Problem to work on » Write out the listing below in full and exactly, leaving out every picture.

Data for this task »
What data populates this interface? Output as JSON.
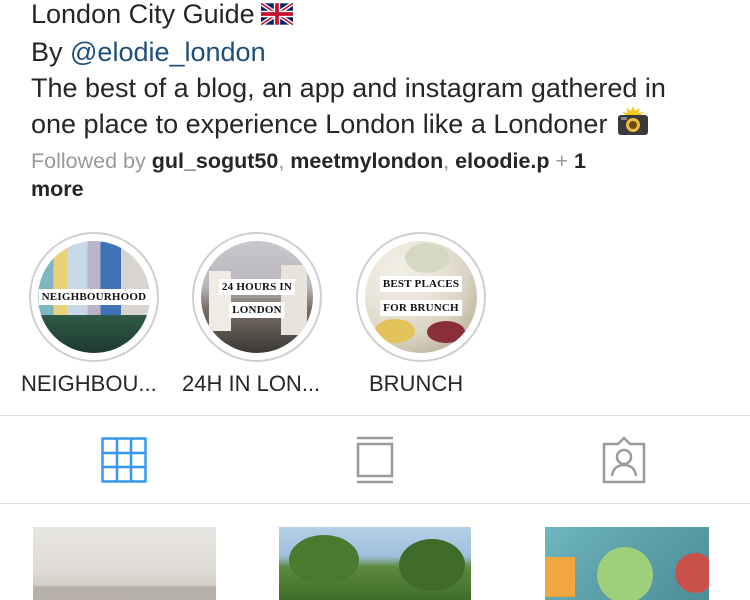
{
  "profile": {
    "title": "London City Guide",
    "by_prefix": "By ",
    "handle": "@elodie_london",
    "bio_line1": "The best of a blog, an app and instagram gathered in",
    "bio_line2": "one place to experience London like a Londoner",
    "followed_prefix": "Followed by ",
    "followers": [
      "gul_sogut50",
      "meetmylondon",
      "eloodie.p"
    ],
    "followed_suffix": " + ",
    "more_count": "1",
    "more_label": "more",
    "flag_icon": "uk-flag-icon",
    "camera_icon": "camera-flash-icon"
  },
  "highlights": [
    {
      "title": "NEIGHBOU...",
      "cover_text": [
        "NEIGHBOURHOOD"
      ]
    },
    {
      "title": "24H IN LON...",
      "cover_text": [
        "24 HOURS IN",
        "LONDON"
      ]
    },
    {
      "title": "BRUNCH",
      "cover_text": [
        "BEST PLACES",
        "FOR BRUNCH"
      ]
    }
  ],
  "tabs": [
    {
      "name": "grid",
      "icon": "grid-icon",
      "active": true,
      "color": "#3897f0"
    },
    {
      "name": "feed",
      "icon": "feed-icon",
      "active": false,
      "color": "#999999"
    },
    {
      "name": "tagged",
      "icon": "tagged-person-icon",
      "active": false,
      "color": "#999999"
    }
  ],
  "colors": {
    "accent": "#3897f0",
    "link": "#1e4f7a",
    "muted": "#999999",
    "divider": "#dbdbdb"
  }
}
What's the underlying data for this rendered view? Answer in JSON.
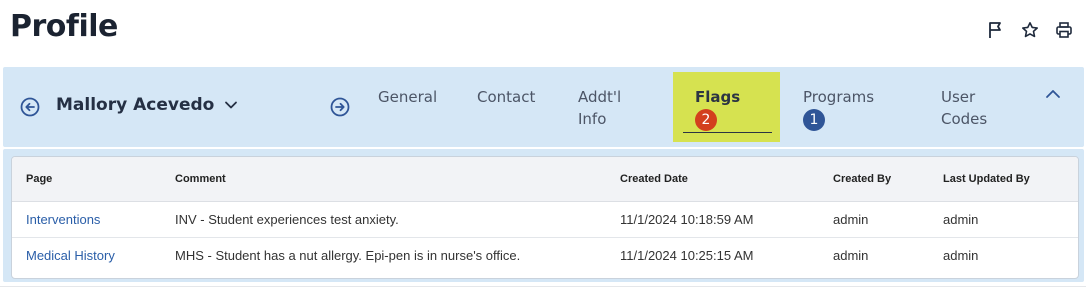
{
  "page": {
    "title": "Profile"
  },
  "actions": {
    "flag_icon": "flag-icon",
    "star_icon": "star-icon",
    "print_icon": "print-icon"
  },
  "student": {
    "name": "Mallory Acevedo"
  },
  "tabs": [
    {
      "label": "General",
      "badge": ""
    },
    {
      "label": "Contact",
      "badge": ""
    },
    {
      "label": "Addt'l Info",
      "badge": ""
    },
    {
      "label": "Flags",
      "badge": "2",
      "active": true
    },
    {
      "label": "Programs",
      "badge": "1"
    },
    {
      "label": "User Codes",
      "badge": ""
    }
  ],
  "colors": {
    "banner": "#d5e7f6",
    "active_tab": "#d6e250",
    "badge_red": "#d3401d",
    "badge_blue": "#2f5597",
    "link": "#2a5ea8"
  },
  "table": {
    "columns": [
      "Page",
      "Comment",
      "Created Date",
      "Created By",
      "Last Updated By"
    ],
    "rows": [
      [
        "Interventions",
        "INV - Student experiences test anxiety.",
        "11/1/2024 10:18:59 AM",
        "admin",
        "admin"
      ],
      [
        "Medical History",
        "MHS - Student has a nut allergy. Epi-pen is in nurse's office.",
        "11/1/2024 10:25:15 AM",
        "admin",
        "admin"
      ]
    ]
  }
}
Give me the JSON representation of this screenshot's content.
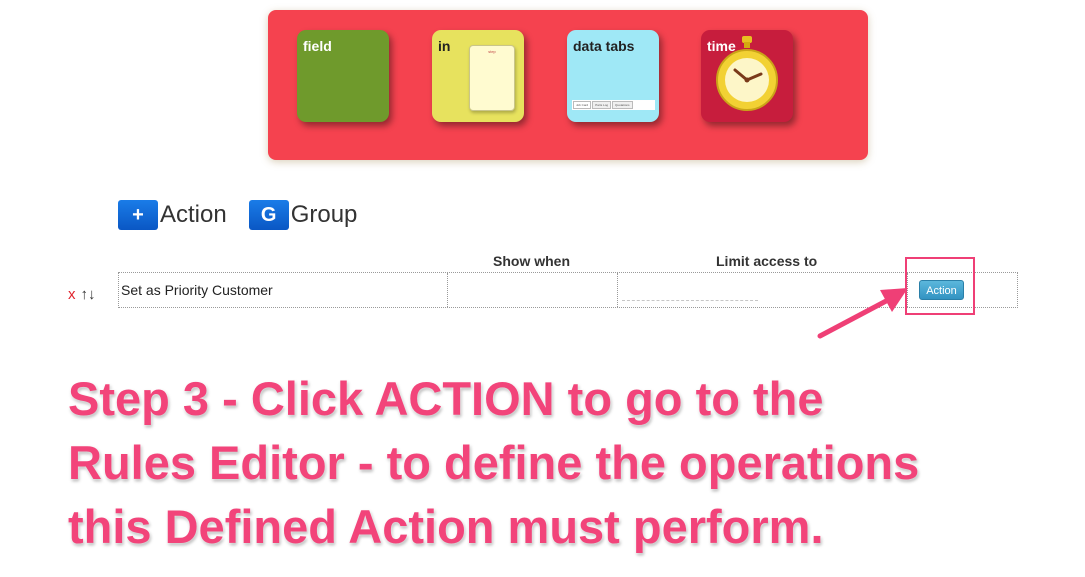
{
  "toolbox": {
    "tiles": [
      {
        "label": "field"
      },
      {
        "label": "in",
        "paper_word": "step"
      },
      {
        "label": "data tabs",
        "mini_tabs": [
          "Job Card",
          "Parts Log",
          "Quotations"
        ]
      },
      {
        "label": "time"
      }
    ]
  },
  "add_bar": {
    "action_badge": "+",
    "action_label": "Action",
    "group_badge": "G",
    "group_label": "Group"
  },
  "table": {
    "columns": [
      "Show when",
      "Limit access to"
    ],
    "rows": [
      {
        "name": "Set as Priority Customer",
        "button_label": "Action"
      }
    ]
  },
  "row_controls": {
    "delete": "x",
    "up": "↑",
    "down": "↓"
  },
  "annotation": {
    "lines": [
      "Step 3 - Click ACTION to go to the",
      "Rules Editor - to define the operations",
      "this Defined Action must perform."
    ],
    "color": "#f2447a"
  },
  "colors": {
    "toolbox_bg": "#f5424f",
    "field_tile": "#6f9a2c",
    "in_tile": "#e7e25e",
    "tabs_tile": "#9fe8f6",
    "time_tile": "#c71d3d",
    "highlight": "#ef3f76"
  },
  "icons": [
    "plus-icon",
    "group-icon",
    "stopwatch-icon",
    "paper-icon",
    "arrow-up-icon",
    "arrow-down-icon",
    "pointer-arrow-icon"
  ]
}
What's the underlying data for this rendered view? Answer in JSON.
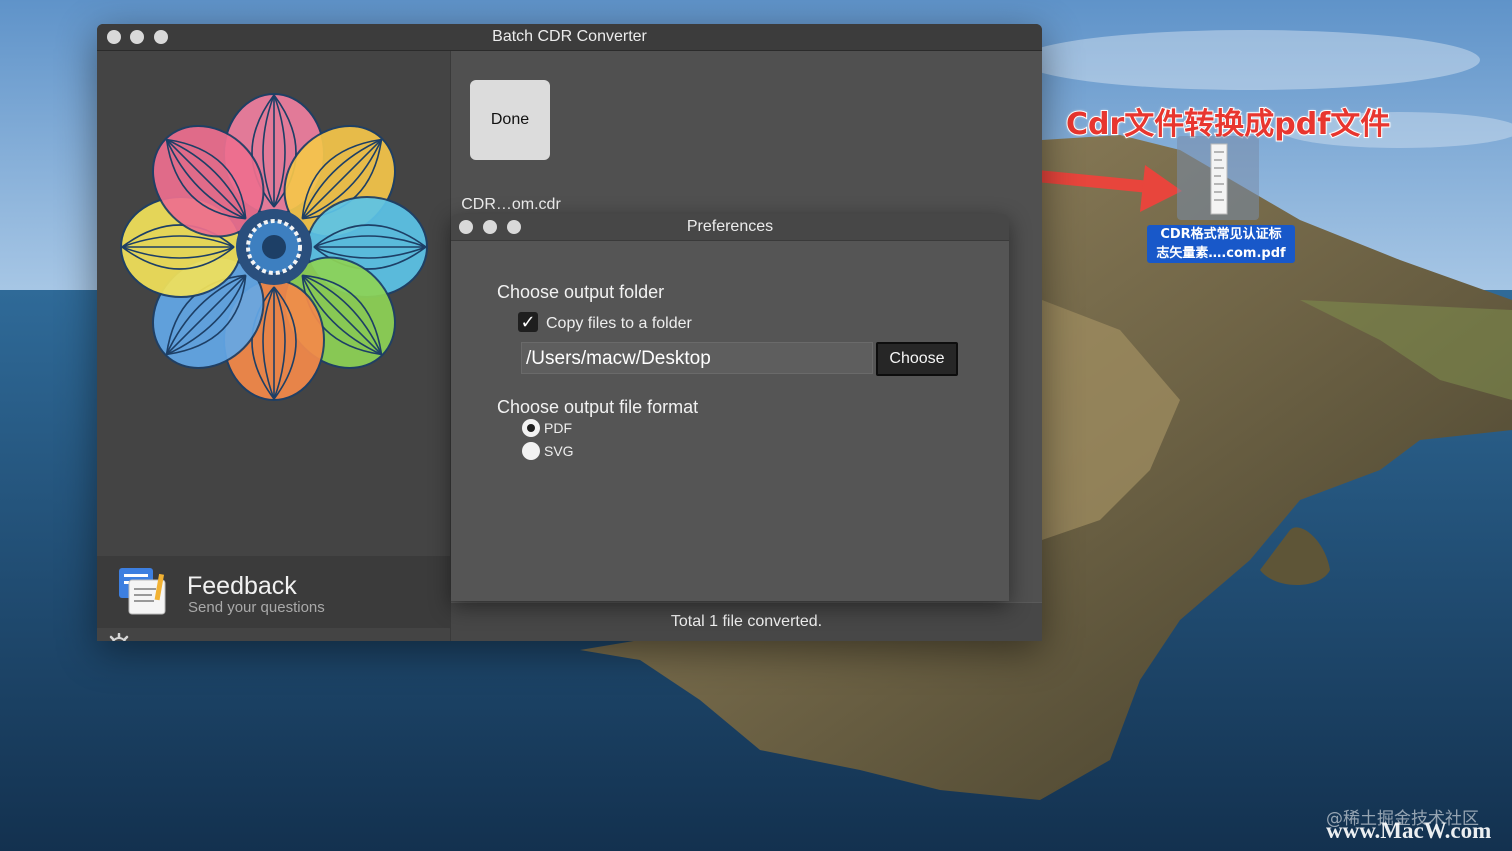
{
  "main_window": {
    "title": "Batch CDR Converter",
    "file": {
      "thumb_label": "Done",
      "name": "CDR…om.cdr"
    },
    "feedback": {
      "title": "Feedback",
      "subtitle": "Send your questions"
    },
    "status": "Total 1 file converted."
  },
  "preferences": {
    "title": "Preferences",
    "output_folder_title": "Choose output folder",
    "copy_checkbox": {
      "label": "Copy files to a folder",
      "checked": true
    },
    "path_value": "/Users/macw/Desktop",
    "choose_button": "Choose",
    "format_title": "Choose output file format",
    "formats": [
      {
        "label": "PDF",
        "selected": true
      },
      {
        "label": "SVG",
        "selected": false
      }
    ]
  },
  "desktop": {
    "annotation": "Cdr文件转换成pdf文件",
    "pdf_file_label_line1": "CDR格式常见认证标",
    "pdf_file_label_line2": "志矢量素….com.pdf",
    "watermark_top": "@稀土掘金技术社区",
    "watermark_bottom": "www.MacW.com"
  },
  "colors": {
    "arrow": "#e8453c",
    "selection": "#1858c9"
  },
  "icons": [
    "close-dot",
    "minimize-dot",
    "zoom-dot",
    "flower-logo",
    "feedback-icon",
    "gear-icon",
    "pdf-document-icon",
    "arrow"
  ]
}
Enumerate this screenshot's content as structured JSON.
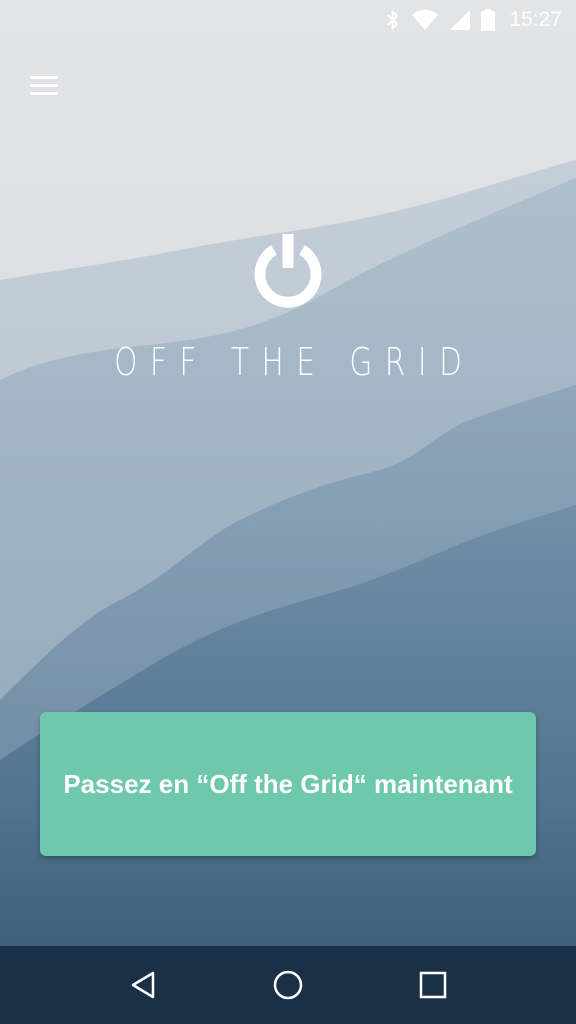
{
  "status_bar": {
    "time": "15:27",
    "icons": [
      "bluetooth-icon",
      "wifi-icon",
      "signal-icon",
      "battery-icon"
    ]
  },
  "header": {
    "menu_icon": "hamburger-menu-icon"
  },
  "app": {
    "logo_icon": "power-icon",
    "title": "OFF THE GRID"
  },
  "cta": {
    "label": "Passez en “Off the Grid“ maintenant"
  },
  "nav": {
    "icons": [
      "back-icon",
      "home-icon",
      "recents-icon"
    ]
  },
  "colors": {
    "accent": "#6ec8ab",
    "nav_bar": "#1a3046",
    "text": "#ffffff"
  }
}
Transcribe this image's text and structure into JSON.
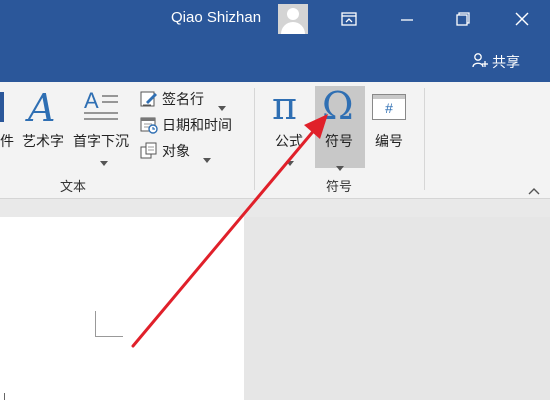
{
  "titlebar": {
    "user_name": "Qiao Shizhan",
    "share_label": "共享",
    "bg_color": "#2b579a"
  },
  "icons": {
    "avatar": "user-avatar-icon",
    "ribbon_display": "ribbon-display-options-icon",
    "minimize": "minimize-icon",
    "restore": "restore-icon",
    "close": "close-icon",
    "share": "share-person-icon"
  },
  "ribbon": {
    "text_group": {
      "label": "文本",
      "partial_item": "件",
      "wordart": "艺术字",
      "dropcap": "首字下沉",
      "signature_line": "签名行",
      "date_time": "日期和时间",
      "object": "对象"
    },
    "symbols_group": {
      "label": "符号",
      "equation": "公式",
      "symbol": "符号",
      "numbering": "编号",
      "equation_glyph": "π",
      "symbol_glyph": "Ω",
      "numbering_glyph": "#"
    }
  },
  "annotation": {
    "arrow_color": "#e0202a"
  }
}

Response to this task »
What data populates this interface? Output as JSON.
{
  "profile": {
    "title": "London City Guide",
    "by_prefix": "By ",
    "handle": "@elodie_london",
    "bio_line1": "The best of a blog, an app and instagram gathered in",
    "bio_line2": "one place to experience London like a Londoner",
    "followed_prefix": "Followed by ",
    "followers": [
      "gul_sogut50",
      "meetmylondon",
      "eloodie.p"
    ],
    "followed_suffix": " + ",
    "more_count": "1",
    "more_label": "more",
    "flag_icon": "uk-flag-icon",
    "camera_icon": "camera-flash-icon"
  },
  "highlights": [
    {
      "title": "NEIGHBOU...",
      "cover_text": [
        "NEIGHBOURHOOD"
      ]
    },
    {
      "title": "24H IN LON...",
      "cover_text": [
        "24 HOURS IN",
        "LONDON"
      ]
    },
    {
      "title": "BRUNCH",
      "cover_text": [
        "BEST PLACES",
        "FOR BRUNCH"
      ]
    }
  ],
  "tabs": [
    {
      "name": "grid",
      "icon": "grid-icon",
      "active": true,
      "color": "#3897f0"
    },
    {
      "name": "feed",
      "icon": "feed-icon",
      "active": false,
      "color": "#999999"
    },
    {
      "name": "tagged",
      "icon": "tagged-person-icon",
      "active": false,
      "color": "#999999"
    }
  ],
  "colors": {
    "accent": "#3897f0",
    "link": "#1e4f7a",
    "muted": "#999999",
    "divider": "#dbdbdb"
  }
}
What's the underlying data for this rendered view? Answer in JSON.
{
  "page": {
    "title": "Profile"
  },
  "actions": {
    "flag_icon": "flag-icon",
    "star_icon": "star-icon",
    "print_icon": "print-icon"
  },
  "student": {
    "name": "Mallory Acevedo"
  },
  "tabs": [
    {
      "label": "General",
      "badge": ""
    },
    {
      "label": "Contact",
      "badge": ""
    },
    {
      "label": "Addt'l Info",
      "badge": ""
    },
    {
      "label": "Flags",
      "badge": "2",
      "active": true
    },
    {
      "label": "Programs",
      "badge": "1"
    },
    {
      "label": "User Codes",
      "badge": ""
    }
  ],
  "colors": {
    "banner": "#d5e7f6",
    "active_tab": "#d6e250",
    "badge_red": "#d3401d",
    "badge_blue": "#2f5597",
    "link": "#2a5ea8"
  },
  "table": {
    "columns": [
      "Page",
      "Comment",
      "Created Date",
      "Created By",
      "Last Updated By"
    ],
    "rows": [
      [
        "Interventions",
        "INV - Student experiences test anxiety.",
        "11/1/2024 10:18:59 AM",
        "admin",
        "admin"
      ],
      [
        "Medical History",
        "MHS - Student has a nut allergy. Epi-pen is in nurse's office.",
        "11/1/2024 10:25:15 AM",
        "admin",
        "admin"
      ]
    ]
  }
}
Give me the JSON representation of this screenshot's content.
{
  "toolbox": {
    "tiles": [
      {
        "label": "field"
      },
      {
        "label": "in",
        "paper_word": "step"
      },
      {
        "label": "data tabs",
        "mini_tabs": [
          "Job Card",
          "Parts Log",
          "Quotations"
        ]
      },
      {
        "label": "time"
      }
    ]
  },
  "add_bar": {
    "action_badge": "+",
    "action_label": "Action",
    "group_badge": "G",
    "group_label": "Group"
  },
  "table": {
    "columns": [
      "Show when",
      "Limit access to"
    ],
    "rows": [
      {
        "name": "Set as Priority Customer",
        "button_label": "Action"
      }
    ]
  },
  "row_controls": {
    "delete": "x",
    "up": "↑",
    "down": "↓"
  },
  "annotation": {
    "lines": [
      "Step 3 - Click ACTION to go to the",
      "Rules Editor - to define the operations",
      "this Defined Action must perform."
    ],
    "color": "#f2447a"
  },
  "colors": {
    "toolbox_bg": "#f5424f",
    "field_tile": "#6f9a2c",
    "in_tile": "#e7e25e",
    "tabs_tile": "#9fe8f6",
    "time_tile": "#c71d3d",
    "highlight": "#ef3f76"
  },
  "icons": [
    "plus-icon",
    "group-icon",
    "stopwatch-icon",
    "paper-icon",
    "arrow-up-icon",
    "arrow-down-icon",
    "pointer-arrow-icon"
  ]
}
What's the underlying data for this rendered view? Answer in JSON.
{
  "main_window": {
    "title": "Batch CDR Converter",
    "file": {
      "thumb_label": "Done",
      "name": "CDR…om.cdr"
    },
    "feedback": {
      "title": "Feedback",
      "subtitle": "Send your questions"
    },
    "status": "Total 1 file converted."
  },
  "preferences": {
    "title": "Preferences",
    "output_folder_title": "Choose output folder",
    "copy_checkbox": {
      "label": "Copy files to a folder",
      "checked": true
    },
    "path_value": "/Users/macw/Desktop",
    "choose_button": "Choose",
    "format_title": "Choose output file format",
    "formats": [
      {
        "label": "PDF",
        "selected": true
      },
      {
        "label": "SVG",
        "selected": false
      }
    ]
  },
  "desktop": {
    "annotation": "Cdr文件转换成pdf文件",
    "pdf_file_label_line1": "CDR格式常见认证标",
    "pdf_file_label_line2": "志矢量素….com.pdf",
    "watermark_top": "@稀土掘金技术社区",
    "watermark_bottom": "www.MacW.com"
  },
  "colors": {
    "arrow": "#e8453c",
    "selection": "#1858c9"
  },
  "icons": [
    "close-dot",
    "minimize-dot",
    "zoom-dot",
    "flower-logo",
    "feedback-icon",
    "gear-icon",
    "pdf-document-icon",
    "arrow"
  ]
}
Enumerate this screenshot's content as structured JSON.
{
  "status_bar": {
    "time": "15:27",
    "icons": [
      "bluetooth-icon",
      "wifi-icon",
      "signal-icon",
      "battery-icon"
    ]
  },
  "header": {
    "menu_icon": "hamburger-menu-icon"
  },
  "app": {
    "logo_icon": "power-icon",
    "title": "OFF THE GRID"
  },
  "cta": {
    "label": "Passez en “Off the Grid“ maintenant"
  },
  "nav": {
    "icons": [
      "back-icon",
      "home-icon",
      "recents-icon"
    ]
  },
  "colors": {
    "accent": "#6ec8ab",
    "nav_bar": "#1a3046",
    "text": "#ffffff"
  }
}
Transcribe this image's text and structure into JSON.
{
  "titlebar": {
    "user_name": "Qiao Shizhan",
    "share_label": "共享",
    "bg_color": "#2b579a"
  },
  "icons": {
    "avatar": "user-avatar-icon",
    "ribbon_display": "ribbon-display-options-icon",
    "minimize": "minimize-icon",
    "restore": "restore-icon",
    "close": "close-icon",
    "share": "share-person-icon"
  },
  "ribbon": {
    "text_group": {
      "label": "文本",
      "partial_item": "件",
      "wordart": "艺术字",
      "dropcap": "首字下沉",
      "signature_line": "签名行",
      "date_time": "日期和时间",
      "object": "对象"
    },
    "symbols_group": {
      "label": "符号",
      "equation": "公式",
      "symbol": "符号",
      "numbering": "编号",
      "equation_glyph": "π",
      "symbol_glyph": "Ω",
      "numbering_glyph": "#"
    }
  },
  "annotation": {
    "arrow_color": "#e0202a"
  }
}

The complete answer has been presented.